* [Problem requirements] Give the material once more, word for word, without any images.
-- Begin Task material --
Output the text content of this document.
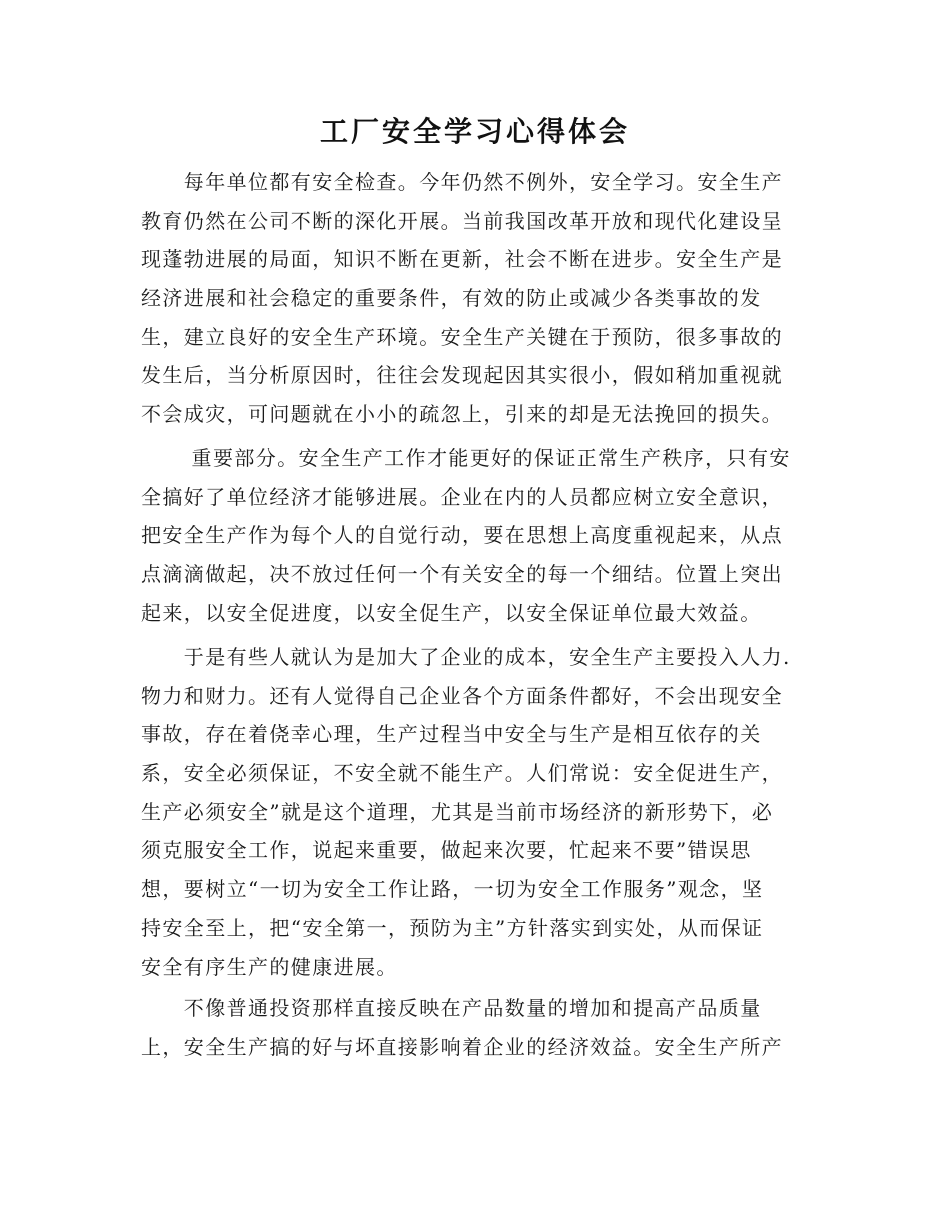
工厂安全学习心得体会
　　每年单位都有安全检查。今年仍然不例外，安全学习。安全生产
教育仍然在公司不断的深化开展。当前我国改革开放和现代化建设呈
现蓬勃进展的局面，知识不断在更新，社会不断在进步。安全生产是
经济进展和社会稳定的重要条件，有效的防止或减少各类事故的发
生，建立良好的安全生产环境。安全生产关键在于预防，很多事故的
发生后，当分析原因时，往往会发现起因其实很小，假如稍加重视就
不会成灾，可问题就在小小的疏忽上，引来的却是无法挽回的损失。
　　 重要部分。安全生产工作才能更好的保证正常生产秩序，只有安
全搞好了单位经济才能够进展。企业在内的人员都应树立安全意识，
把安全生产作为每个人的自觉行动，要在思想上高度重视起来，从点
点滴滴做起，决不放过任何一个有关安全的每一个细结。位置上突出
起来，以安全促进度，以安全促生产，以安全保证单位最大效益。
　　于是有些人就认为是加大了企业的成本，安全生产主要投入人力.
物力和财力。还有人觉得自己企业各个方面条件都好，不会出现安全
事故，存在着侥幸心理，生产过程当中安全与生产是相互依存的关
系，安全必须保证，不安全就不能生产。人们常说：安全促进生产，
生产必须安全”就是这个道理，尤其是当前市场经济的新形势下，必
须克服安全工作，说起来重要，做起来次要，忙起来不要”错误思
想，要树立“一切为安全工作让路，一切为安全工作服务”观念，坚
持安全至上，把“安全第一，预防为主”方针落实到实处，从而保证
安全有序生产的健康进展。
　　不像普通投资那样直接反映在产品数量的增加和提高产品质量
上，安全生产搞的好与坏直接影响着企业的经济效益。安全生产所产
-- End Task material --
* [Result of this exercise]
Output the text content of this document.
工厂安全学习心得体会
　　每年单位都有安全检查。今年仍然不例外，安全学习。安全生产
教育仍然在公司不断的深化开展。当前我国改革开放和现代化建设呈
现蓬勃进展的局面，知识不断在更新，社会不断在进步。安全生产是
经济进展和社会稳定的重要条件，有效的防止或减少各类事故的发
生，建立良好的安全生产环境。安全生产关键在于预防，很多事故的
发生后，当分析原因时，往往会发现起因其实很小，假如稍加重视就
不会成灾，可问题就在小小的疏忽上，引来的却是无法挽回的损失。
　　 重要部分。安全生产工作才能更好的保证正常生产秩序，只有安
全搞好了单位经济才能够进展。企业在内的人员都应树立安全意识，
把安全生产作为每个人的自觉行动，要在思想上高度重视起来，从点
点滴滴做起，决不放过任何一个有关安全的每一个细结。位置上突出
起来，以安全促进度，以安全促生产，以安全保证单位最大效益。
　　于是有些人就认为是加大了企业的成本，安全生产主要投入人力.
物力和财力。还有人觉得自己企业各个方面条件都好，不会出现安全
事故，存在着侥幸心理，生产过程当中安全与生产是相互依存的关
系，安全必须保证，不安全就不能生产。人们常说：安全促进生产，
生产必须安全”就是这个道理，尤其是当前市场经济的新形势下，必
须克服安全工作，说起来重要，做起来次要，忙起来不要”错误思
想，要树立“一切为安全工作让路，一切为安全工作服务”观念，坚
持安全至上，把“安全第一，预防为主”方针落实到实处，从而保证
安全有序生产的健康进展。
　　不像普通投资那样直接反映在产品数量的增加和提高产品质量
上，安全生产搞的好与坏直接影响着企业的经济效益。安全生产所产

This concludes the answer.